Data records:
# # #

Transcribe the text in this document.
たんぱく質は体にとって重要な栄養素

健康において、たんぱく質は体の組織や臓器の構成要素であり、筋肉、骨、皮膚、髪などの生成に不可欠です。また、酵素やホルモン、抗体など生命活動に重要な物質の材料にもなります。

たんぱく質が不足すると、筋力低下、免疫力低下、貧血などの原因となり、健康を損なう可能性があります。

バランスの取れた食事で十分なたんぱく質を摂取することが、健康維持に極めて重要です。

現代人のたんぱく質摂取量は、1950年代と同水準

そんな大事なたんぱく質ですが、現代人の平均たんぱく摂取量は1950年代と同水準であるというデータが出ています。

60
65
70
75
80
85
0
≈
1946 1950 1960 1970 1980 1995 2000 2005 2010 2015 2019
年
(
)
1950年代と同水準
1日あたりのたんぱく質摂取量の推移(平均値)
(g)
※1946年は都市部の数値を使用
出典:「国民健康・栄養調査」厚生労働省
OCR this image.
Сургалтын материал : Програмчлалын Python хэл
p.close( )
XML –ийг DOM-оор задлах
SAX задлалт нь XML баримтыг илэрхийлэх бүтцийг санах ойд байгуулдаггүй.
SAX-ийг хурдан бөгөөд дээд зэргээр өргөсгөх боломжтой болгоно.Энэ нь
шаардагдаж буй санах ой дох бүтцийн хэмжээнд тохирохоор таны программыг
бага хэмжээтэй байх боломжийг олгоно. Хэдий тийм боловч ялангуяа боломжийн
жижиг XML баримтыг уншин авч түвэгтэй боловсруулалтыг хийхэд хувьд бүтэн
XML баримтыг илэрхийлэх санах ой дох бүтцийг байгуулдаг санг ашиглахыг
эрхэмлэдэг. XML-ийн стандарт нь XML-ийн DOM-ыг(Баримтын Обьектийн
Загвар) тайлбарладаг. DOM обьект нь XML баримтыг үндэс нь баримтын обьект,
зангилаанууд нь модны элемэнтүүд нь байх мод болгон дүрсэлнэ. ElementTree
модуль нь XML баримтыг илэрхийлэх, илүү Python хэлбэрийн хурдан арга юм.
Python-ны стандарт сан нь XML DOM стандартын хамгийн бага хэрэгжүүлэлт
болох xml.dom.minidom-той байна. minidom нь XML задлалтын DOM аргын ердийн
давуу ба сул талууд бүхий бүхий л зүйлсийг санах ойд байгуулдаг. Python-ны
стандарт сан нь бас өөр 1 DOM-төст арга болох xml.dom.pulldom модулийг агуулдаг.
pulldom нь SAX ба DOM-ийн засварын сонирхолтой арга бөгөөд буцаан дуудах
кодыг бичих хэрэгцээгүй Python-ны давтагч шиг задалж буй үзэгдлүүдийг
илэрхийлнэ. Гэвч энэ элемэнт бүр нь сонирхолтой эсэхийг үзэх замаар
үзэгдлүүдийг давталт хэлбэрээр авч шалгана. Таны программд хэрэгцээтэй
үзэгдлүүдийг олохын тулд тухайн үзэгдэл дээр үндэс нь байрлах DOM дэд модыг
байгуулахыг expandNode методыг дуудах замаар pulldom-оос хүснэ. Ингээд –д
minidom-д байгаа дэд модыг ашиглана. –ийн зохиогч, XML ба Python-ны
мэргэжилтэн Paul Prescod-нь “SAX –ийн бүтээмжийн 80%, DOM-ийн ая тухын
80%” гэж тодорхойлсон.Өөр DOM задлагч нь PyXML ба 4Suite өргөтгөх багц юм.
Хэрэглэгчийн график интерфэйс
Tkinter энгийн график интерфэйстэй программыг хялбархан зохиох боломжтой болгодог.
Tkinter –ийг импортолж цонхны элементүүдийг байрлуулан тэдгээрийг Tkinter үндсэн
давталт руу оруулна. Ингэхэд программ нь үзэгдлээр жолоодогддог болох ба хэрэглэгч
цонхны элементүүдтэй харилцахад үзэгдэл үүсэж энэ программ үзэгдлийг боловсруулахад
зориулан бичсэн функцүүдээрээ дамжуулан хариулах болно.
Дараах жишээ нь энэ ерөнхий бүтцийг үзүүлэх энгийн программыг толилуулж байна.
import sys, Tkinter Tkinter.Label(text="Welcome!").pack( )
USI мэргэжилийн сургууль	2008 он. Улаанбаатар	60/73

# # #

PROBLEM STATEMENT:
Among the entries above, how many lines include the word "байна"? Reply with the number only.

EXERCISE ANSWER:
2